Lines holding the string "object" are the ones to copy; find them all in the data.

# [Figure record listings]
────────────────────

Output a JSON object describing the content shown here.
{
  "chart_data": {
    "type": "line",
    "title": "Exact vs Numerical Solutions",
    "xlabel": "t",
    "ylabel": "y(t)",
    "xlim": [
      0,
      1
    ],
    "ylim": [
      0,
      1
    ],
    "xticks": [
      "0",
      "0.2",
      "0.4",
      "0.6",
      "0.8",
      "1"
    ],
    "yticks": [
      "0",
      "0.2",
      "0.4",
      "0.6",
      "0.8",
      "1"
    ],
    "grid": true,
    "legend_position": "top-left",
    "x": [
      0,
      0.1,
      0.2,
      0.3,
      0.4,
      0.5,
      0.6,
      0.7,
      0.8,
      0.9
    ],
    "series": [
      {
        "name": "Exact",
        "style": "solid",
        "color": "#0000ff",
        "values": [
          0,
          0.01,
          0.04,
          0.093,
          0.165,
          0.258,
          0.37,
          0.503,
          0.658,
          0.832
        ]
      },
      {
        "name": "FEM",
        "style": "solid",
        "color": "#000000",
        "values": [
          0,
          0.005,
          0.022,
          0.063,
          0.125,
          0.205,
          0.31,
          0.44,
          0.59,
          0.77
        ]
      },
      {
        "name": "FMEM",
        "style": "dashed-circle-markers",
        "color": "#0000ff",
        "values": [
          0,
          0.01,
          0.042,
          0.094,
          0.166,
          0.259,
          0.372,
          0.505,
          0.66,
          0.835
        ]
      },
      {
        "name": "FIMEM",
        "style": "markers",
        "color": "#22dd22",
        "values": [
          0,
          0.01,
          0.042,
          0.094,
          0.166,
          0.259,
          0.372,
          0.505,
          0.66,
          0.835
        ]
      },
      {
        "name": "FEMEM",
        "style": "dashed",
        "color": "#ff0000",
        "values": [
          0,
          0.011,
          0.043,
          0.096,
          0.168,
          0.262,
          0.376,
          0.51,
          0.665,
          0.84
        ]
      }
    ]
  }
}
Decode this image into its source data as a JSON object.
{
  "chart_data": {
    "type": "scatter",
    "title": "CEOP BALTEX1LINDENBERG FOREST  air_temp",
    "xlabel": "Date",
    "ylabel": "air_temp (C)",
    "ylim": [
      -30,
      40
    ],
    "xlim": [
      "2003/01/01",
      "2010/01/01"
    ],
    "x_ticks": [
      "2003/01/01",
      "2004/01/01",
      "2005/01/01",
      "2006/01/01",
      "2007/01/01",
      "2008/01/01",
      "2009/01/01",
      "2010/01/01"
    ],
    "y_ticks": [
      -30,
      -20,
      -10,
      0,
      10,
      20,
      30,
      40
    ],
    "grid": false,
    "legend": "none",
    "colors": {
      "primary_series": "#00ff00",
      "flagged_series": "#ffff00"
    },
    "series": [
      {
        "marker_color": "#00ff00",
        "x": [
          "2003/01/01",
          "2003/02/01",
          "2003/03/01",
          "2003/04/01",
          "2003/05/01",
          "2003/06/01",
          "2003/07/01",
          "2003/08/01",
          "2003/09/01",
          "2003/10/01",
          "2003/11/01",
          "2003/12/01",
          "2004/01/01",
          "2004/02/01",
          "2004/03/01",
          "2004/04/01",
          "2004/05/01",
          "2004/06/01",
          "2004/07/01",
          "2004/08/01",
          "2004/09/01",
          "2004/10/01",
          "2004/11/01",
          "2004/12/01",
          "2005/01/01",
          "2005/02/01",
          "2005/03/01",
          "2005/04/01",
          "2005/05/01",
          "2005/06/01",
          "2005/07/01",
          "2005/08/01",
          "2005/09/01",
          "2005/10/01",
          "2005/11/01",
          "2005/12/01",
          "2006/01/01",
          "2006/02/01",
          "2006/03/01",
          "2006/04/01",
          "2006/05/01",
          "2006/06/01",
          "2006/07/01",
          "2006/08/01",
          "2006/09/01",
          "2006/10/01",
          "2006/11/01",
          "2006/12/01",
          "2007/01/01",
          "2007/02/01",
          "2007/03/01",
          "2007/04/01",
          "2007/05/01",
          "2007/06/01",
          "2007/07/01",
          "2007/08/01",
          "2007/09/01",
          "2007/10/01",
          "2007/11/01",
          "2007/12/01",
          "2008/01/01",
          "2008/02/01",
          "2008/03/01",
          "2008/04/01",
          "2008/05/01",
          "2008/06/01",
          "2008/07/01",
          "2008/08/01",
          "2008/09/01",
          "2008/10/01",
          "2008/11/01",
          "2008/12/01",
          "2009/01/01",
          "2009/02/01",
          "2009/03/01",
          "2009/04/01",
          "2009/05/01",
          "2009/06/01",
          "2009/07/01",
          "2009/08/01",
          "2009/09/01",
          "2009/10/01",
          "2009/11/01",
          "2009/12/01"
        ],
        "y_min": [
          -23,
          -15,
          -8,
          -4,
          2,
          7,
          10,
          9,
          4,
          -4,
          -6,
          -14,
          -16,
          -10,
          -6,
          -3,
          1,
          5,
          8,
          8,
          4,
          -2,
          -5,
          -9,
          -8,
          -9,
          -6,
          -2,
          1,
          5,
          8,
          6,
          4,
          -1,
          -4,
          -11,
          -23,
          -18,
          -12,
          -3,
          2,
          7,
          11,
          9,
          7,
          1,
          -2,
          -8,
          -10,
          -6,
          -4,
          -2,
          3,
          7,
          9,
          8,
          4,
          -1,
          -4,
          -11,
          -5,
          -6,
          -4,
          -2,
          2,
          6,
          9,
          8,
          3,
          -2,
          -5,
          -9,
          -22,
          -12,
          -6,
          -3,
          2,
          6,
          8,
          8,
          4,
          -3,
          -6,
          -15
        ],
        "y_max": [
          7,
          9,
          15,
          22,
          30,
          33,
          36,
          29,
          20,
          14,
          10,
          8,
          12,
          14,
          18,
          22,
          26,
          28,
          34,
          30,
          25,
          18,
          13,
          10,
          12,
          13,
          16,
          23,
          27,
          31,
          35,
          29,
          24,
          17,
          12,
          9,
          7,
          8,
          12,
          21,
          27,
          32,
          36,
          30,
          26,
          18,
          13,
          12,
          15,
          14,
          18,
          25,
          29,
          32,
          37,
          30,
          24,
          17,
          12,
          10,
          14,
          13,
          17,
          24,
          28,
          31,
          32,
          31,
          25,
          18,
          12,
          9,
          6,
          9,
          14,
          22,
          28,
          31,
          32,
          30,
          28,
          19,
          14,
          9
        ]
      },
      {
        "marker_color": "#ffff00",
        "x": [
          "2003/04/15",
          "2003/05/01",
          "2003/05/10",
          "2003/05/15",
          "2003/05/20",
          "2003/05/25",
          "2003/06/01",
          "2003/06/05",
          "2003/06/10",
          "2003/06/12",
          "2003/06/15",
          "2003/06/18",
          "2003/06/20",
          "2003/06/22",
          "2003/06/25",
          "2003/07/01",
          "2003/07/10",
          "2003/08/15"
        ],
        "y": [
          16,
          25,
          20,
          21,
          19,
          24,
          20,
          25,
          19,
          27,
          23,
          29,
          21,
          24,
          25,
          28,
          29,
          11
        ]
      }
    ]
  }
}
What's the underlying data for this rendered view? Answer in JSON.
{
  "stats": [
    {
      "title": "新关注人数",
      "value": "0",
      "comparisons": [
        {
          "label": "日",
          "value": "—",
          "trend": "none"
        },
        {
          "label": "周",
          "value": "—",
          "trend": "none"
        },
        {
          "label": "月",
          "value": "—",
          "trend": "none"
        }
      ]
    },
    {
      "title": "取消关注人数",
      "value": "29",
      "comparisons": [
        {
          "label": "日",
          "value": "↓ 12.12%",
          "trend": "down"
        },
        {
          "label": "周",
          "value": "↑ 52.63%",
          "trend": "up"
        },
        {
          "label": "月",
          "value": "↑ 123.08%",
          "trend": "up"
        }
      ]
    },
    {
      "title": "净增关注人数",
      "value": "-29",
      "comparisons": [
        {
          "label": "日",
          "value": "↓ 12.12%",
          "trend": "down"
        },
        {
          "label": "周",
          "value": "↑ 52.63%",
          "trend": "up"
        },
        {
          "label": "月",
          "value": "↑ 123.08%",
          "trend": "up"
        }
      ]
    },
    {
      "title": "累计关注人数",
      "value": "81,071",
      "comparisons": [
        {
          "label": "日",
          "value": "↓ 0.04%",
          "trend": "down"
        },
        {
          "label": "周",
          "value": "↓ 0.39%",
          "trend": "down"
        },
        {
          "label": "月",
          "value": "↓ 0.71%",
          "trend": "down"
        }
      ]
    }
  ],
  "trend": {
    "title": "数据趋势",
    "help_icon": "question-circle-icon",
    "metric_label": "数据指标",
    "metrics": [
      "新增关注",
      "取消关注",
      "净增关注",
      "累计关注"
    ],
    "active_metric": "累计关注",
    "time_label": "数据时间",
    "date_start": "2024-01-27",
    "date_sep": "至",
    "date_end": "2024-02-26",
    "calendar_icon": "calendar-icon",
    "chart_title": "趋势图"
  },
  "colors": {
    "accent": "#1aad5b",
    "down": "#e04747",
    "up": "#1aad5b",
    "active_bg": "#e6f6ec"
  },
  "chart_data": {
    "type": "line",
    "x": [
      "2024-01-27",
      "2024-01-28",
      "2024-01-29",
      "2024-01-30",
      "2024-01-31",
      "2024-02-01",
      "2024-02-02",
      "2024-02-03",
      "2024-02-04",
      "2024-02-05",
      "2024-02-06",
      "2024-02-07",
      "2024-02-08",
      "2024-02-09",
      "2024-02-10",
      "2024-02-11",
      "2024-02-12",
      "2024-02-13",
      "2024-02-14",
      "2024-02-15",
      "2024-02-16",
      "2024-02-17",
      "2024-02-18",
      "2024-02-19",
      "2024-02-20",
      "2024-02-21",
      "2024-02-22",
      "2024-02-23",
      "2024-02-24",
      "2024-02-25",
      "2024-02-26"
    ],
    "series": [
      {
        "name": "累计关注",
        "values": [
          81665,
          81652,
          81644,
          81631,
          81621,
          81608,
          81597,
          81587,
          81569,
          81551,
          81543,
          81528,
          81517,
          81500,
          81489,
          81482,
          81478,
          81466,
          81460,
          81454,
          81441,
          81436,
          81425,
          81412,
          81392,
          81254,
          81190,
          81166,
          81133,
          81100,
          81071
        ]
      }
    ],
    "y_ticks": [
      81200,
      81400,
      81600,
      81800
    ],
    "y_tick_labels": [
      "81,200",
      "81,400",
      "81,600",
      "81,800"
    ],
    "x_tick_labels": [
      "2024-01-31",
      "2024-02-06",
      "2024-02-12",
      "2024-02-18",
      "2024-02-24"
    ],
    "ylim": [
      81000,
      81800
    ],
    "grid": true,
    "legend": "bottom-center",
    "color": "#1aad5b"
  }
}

────────────────────

# [Exercise solution]
Output a JSON object describing the content shown here.
Decode this image into its source data as a JSON object.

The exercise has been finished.